* **Requirements**:
Extract each line bearing the word "this".

Dataset rows
######

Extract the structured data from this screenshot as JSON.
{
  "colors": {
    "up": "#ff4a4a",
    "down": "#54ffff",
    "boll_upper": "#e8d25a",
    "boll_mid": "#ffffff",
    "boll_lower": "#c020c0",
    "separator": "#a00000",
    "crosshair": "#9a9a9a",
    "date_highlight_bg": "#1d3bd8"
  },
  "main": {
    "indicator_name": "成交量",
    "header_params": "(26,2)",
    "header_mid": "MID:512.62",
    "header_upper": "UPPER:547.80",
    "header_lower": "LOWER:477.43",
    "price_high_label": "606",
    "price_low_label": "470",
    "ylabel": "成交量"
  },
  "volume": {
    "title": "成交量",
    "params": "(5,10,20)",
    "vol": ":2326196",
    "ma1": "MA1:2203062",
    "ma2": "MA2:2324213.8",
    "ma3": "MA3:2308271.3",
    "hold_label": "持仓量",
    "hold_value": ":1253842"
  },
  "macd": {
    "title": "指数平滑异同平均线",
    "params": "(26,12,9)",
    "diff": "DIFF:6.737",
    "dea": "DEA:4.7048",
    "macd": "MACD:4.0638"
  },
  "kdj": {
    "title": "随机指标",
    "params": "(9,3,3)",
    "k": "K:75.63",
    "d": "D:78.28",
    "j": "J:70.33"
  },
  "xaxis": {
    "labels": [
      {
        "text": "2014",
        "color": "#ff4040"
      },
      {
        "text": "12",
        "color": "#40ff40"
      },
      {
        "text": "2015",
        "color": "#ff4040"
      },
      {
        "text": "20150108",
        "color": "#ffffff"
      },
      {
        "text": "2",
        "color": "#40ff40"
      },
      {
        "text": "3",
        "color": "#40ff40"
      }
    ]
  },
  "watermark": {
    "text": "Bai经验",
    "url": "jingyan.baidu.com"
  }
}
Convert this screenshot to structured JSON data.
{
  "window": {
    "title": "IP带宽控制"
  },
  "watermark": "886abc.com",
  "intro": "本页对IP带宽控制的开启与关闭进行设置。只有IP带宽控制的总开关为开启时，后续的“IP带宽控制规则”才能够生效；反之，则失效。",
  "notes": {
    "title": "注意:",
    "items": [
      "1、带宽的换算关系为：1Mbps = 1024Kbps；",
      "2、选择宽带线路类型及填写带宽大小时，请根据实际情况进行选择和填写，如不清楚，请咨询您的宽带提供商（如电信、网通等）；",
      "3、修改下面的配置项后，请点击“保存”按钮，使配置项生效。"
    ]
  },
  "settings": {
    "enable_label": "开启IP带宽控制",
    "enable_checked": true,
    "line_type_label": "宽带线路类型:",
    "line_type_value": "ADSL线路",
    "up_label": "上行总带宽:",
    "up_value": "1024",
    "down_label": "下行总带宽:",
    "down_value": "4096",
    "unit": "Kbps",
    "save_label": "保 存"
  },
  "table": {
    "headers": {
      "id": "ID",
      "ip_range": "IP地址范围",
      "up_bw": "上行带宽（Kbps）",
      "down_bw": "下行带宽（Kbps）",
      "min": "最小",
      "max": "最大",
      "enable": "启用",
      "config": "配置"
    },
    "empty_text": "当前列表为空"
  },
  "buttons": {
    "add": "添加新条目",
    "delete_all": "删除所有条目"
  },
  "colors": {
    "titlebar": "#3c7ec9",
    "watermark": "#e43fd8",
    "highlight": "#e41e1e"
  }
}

######

* **Written answer**:
Extract the structured data from this screenshot as JSON.
Convert this screenshot to structured JSON data.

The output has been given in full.